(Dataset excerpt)
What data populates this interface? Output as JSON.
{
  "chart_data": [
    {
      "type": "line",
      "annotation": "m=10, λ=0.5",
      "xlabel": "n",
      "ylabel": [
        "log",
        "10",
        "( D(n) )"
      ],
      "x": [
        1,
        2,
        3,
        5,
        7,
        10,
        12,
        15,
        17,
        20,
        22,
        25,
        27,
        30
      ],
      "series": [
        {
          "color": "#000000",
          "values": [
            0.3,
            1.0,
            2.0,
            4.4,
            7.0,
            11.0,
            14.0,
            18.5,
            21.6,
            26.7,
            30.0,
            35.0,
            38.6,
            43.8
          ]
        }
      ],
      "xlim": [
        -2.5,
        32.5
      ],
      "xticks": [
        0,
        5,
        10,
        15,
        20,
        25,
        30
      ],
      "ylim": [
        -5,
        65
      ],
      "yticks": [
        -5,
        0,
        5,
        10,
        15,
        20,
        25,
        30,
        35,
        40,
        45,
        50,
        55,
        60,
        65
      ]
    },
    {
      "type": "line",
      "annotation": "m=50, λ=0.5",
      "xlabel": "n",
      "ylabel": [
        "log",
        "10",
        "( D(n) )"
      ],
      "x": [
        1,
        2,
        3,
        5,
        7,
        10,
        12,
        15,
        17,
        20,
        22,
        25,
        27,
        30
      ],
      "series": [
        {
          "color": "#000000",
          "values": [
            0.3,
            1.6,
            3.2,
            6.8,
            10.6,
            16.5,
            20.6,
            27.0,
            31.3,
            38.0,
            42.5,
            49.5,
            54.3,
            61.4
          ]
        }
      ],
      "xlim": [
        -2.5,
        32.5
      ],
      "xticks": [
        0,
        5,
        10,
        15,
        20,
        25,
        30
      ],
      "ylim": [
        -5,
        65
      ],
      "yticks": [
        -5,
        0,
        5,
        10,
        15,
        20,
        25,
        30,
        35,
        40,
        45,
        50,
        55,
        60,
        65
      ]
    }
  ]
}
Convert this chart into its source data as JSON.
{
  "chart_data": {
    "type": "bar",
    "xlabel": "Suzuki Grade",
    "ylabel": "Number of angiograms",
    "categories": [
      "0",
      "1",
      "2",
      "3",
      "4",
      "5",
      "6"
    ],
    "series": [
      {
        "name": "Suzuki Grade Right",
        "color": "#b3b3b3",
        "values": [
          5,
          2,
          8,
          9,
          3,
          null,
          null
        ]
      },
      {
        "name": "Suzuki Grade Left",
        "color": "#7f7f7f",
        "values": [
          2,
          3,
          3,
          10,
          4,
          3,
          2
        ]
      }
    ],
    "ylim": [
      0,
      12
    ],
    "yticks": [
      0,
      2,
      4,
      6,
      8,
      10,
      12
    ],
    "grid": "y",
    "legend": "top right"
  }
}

Exercise aim → What is the number of lines in the records that contain the string "Grade"? Give only that number.

Answer → 3